_YOUR GOAL_
Identify and reproduce every line holding the string "apps".

Dataset excerpt
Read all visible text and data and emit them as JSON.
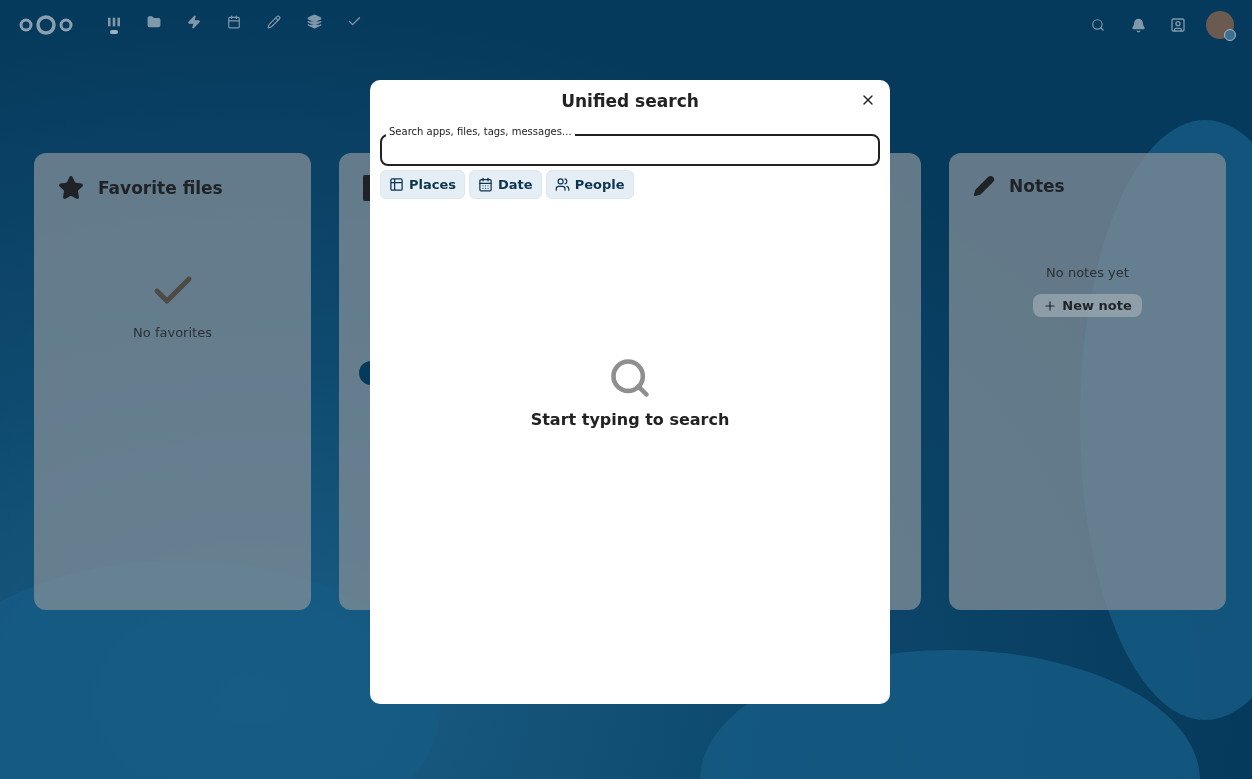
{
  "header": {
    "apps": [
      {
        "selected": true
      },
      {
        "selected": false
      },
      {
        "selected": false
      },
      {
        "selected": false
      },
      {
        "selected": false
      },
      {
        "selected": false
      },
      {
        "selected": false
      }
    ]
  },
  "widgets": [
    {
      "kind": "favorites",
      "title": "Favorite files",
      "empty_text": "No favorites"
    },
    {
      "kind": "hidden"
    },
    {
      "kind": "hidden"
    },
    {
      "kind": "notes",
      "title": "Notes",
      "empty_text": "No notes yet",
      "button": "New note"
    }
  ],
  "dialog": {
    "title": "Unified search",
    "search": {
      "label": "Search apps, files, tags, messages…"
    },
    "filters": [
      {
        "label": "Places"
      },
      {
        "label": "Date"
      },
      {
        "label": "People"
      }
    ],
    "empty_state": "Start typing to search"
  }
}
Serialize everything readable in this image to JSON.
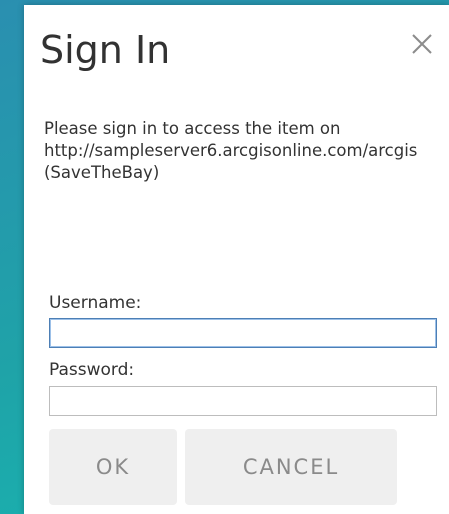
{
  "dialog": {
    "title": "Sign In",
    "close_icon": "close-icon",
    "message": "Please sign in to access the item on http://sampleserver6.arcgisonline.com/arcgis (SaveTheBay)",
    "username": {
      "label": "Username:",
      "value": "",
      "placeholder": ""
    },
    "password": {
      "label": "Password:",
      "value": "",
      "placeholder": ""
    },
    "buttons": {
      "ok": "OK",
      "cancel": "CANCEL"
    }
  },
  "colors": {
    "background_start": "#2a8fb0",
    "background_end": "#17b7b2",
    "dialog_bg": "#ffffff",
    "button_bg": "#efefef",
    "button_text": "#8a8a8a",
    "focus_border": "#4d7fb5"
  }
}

_FINAL RESULT_
    "apps": [
      "label": "Search apps, files, tags, messages…"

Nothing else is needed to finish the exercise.